** start of The input **
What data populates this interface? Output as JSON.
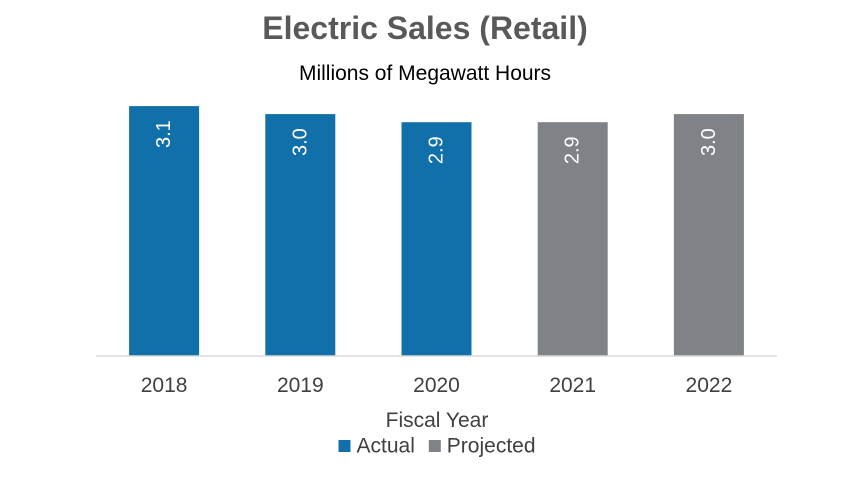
{
  "chart_data": {
    "type": "bar",
    "title": "Electric Sales (Retail)",
    "subtitle": "Millions of Megawatt Hours",
    "xlabel": "Fiscal Year",
    "ylabel": "",
    "categories": [
      "2018",
      "2019",
      "2020",
      "2021",
      "2022"
    ],
    "values": [
      3.1,
      3.0,
      2.9,
      2.9,
      3.0
    ],
    "data_labels": [
      "3.1",
      "3.0",
      "2.9",
      "2.9",
      "3.0"
    ],
    "point_series": [
      "Actual",
      "Actual",
      "Actual",
      "Projected",
      "Projected"
    ],
    "series": [
      {
        "name": "Actual",
        "color": "#1170aa"
      },
      {
        "name": "Projected",
        "color": "#7f8287"
      }
    ],
    "ylim": [
      0,
      3.2
    ],
    "grid": false,
    "legend_position": "bottom"
  }
}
** end of The input **
-- What the task requires --
Set down every record once more, word for word, without pictures.

-- Result of the task --
What data populates this interface? Output as JSON.
{
  "chart_data": {
    "type": "bar",
    "title": "Electric Sales (Retail)",
    "subtitle": "Millions of Megawatt Hours",
    "xlabel": "Fiscal Year",
    "ylabel": "",
    "categories": [
      "2018",
      "2019",
      "2020",
      "2021",
      "2022"
    ],
    "values": [
      3.1,
      3.0,
      2.9,
      2.9,
      3.0
    ],
    "data_labels": [
      "3.1",
      "3.0",
      "2.9",
      "2.9",
      "3.0"
    ],
    "point_series": [
      "Actual",
      "Actual",
      "Actual",
      "Projected",
      "Projected"
    ],
    "series": [
      {
        "name": "Actual",
        "color": "#1170aa"
      },
      {
        "name": "Projected",
        "color": "#7f8287"
      }
    ],
    "ylim": [
      0,
      3.2
    ],
    "grid": false,
    "legend_position": "bottom"
  }
}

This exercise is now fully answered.